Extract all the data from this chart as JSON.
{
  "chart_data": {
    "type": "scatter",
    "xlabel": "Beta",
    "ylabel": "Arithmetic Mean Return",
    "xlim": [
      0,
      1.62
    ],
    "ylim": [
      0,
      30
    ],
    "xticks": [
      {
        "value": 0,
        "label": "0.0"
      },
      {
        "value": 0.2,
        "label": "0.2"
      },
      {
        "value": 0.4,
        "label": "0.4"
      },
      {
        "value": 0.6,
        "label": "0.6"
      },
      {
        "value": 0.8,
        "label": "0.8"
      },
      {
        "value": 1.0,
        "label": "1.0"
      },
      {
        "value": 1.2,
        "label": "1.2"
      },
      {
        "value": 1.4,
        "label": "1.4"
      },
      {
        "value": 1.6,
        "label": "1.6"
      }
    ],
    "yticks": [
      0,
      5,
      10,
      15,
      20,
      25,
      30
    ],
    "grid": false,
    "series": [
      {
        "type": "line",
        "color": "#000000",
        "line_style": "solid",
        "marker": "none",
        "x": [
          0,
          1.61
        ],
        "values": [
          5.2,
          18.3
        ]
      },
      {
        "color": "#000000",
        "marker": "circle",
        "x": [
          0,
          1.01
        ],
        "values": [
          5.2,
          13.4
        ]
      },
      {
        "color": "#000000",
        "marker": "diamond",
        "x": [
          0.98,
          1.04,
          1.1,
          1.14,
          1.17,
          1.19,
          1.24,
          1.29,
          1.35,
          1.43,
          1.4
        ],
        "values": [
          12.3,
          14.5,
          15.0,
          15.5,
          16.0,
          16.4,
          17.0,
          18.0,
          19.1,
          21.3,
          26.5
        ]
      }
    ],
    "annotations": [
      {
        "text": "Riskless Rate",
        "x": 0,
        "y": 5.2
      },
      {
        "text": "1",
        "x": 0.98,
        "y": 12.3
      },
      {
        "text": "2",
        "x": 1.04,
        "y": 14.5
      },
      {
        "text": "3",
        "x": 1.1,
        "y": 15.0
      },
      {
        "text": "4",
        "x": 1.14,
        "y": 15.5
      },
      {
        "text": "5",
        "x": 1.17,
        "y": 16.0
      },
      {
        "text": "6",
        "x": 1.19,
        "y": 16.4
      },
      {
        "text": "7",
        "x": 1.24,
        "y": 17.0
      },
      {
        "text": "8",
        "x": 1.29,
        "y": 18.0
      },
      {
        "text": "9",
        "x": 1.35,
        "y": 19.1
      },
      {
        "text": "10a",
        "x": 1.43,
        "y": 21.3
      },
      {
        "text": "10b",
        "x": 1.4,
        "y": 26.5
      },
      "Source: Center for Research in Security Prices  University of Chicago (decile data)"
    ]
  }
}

- - - -

* [Exercise]: Among the lines of the data, identify those with the word "text". Copy each of them.

* [Expected answer]:
        "text": "Riskless Rate",
        "text": "1",
        "text": "2",
        "text": "3",
        "text": "4",
        "text": "5",
        "text": "6",
        "text": "7",
        "text": "8",
        "text": "9",
        "text": "10a",
        "text": "10b",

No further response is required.